# AIM OF THE EXERCISE
Review the lines that follow and copy each one that contains the word "name".

# DATA SHOWN

******************************

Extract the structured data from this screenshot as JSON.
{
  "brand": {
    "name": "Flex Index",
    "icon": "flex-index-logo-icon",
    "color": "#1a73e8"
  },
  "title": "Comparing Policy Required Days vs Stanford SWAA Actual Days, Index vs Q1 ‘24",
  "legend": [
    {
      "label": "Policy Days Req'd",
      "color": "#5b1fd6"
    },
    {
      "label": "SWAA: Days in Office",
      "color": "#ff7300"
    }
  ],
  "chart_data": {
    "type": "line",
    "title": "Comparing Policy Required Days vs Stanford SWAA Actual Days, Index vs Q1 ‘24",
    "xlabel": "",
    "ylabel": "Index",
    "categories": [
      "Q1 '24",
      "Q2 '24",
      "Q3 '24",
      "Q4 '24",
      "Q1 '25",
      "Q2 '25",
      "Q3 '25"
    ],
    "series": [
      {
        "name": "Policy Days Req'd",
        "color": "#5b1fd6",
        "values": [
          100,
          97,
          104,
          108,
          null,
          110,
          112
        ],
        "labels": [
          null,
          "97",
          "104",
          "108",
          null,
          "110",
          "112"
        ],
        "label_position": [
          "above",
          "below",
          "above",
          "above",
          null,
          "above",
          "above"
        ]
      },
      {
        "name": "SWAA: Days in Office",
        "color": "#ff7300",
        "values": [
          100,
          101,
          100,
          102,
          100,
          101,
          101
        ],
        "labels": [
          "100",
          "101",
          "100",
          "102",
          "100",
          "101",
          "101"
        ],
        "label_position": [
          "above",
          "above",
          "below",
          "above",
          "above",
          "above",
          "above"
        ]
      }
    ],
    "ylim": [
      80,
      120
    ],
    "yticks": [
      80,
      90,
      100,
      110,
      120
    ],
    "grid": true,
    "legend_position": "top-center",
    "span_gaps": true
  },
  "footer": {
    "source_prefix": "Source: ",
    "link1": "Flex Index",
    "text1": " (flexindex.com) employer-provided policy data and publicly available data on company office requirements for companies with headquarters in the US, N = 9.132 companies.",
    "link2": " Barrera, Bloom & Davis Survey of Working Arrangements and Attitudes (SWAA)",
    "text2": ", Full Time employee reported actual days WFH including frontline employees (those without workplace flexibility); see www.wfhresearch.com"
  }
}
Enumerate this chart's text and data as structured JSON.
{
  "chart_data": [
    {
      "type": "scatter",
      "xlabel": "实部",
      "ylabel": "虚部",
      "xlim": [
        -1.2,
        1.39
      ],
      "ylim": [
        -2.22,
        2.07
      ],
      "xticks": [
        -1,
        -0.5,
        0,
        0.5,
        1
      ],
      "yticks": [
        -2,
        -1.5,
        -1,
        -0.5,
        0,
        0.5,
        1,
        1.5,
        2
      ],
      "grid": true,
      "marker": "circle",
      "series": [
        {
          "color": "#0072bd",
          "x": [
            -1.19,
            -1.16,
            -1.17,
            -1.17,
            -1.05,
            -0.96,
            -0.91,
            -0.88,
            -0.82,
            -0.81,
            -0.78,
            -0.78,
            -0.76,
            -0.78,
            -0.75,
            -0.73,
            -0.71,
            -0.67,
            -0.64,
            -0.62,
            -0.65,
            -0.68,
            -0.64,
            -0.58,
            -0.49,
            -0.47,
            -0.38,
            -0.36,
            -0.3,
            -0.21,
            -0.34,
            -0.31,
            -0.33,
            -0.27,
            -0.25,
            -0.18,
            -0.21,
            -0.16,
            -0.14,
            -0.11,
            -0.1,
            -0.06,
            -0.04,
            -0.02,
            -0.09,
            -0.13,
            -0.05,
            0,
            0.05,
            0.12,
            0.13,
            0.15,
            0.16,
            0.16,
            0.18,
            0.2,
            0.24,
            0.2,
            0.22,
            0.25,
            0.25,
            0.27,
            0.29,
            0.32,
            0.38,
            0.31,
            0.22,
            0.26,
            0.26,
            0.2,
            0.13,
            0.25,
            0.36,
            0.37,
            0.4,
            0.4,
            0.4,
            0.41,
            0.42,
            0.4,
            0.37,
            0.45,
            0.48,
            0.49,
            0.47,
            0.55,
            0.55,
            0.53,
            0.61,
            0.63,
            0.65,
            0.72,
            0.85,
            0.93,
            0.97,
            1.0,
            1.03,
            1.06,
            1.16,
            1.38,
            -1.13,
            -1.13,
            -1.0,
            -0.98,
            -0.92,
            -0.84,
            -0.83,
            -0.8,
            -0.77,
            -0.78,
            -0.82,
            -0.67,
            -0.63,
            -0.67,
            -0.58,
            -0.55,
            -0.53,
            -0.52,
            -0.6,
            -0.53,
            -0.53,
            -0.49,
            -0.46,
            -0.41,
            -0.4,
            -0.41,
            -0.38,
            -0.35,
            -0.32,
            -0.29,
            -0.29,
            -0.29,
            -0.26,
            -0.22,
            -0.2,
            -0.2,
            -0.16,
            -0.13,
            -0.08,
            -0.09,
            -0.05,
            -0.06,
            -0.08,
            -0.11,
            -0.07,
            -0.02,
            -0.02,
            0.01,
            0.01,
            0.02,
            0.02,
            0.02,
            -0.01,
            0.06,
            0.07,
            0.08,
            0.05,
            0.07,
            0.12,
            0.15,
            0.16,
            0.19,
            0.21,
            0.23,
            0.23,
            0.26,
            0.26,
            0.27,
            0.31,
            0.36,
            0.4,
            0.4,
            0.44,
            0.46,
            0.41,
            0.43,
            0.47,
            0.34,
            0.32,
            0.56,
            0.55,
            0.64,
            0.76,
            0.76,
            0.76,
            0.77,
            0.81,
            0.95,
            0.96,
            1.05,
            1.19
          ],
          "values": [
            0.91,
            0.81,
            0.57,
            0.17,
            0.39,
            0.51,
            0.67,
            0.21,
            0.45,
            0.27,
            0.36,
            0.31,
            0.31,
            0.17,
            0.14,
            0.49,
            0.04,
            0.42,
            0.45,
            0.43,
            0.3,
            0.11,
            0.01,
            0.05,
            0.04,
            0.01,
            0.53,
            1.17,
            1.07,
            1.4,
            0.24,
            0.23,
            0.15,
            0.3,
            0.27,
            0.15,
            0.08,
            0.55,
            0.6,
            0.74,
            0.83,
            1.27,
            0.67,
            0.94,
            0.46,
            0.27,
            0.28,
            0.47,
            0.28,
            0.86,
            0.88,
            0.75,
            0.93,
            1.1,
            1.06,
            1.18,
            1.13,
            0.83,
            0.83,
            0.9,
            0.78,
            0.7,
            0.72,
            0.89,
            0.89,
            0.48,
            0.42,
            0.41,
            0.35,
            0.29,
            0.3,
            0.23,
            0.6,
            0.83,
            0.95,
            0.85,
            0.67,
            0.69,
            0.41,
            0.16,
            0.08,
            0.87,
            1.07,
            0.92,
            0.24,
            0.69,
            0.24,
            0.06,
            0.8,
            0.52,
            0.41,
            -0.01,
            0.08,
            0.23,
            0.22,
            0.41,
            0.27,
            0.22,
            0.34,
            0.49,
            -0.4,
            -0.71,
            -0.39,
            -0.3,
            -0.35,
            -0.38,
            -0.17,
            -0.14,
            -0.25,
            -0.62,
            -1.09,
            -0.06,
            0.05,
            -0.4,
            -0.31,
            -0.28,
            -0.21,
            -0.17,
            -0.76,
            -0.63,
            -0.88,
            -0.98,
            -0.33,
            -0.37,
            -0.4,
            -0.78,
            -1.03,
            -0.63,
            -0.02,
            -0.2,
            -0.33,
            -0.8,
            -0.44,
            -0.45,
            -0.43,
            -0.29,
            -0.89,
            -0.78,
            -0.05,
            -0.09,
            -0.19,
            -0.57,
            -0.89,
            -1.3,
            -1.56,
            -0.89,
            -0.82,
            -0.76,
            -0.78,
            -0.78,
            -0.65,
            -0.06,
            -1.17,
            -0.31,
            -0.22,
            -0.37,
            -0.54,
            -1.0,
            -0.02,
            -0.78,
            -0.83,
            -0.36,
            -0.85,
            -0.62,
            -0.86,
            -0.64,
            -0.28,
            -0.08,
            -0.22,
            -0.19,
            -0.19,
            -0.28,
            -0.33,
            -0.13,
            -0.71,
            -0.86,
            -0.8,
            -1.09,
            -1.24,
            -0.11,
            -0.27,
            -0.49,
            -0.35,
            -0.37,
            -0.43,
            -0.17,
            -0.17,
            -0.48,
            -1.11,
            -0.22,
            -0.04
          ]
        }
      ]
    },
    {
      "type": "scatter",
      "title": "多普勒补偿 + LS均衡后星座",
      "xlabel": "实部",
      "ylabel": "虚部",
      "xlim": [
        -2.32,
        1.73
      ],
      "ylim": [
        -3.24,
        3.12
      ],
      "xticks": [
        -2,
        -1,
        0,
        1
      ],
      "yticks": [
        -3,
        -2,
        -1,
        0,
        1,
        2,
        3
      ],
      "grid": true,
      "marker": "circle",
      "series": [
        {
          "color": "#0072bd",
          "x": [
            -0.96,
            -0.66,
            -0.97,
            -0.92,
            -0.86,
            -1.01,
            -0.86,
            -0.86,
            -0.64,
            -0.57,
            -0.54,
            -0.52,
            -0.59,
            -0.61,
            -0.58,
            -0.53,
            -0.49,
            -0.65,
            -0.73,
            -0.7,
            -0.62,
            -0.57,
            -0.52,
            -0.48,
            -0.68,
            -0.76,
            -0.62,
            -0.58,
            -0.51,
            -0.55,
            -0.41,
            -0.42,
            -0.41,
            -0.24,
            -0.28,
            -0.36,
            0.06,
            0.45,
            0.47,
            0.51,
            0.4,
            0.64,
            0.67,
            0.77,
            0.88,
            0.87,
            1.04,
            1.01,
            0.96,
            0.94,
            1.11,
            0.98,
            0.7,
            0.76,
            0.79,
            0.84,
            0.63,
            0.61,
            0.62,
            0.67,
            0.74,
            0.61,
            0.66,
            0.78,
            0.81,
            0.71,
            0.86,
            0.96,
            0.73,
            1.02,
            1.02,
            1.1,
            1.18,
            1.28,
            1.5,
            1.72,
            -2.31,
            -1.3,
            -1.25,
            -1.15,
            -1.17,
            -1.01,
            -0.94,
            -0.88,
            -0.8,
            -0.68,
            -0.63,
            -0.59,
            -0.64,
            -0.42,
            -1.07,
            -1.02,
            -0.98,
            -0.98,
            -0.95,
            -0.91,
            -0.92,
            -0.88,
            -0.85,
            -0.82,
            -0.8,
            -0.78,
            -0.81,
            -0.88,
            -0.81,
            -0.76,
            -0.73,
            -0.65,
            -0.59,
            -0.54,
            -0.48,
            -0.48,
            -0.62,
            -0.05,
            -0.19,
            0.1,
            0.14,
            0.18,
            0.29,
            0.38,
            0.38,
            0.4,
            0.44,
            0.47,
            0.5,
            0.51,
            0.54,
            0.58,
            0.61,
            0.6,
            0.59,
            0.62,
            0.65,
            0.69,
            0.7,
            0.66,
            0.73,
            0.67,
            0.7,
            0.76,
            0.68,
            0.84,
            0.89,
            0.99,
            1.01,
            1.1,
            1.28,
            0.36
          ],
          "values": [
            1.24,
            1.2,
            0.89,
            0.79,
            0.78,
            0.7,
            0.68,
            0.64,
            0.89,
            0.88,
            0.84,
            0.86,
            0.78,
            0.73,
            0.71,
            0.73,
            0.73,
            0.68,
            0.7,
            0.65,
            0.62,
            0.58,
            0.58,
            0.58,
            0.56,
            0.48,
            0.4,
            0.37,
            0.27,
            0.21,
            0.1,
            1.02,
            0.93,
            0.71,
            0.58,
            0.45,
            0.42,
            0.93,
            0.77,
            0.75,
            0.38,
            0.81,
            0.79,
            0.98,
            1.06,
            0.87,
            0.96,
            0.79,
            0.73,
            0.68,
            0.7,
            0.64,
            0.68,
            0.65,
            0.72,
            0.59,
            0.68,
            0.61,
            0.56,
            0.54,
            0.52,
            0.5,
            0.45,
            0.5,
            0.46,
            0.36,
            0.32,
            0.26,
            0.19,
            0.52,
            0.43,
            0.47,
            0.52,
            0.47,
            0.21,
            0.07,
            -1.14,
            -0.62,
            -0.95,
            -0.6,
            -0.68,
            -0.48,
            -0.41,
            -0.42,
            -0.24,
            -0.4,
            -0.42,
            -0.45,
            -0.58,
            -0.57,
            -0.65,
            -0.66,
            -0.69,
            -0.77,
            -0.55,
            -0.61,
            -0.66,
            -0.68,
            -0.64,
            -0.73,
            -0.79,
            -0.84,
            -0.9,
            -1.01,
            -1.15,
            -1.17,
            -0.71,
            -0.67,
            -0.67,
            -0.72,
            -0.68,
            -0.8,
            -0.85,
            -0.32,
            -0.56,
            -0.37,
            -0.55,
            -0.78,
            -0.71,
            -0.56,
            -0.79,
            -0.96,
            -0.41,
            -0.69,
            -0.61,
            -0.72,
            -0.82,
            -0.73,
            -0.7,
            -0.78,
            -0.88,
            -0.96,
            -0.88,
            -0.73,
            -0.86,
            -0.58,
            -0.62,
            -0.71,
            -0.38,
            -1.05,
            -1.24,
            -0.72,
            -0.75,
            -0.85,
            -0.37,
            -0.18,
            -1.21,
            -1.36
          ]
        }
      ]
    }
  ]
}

******************************

# ANSWER FOR THE TASK
    "name": "Flex Index",
        "name": "Policy Days Req'd",
        "name": "SWAA: Days in Office",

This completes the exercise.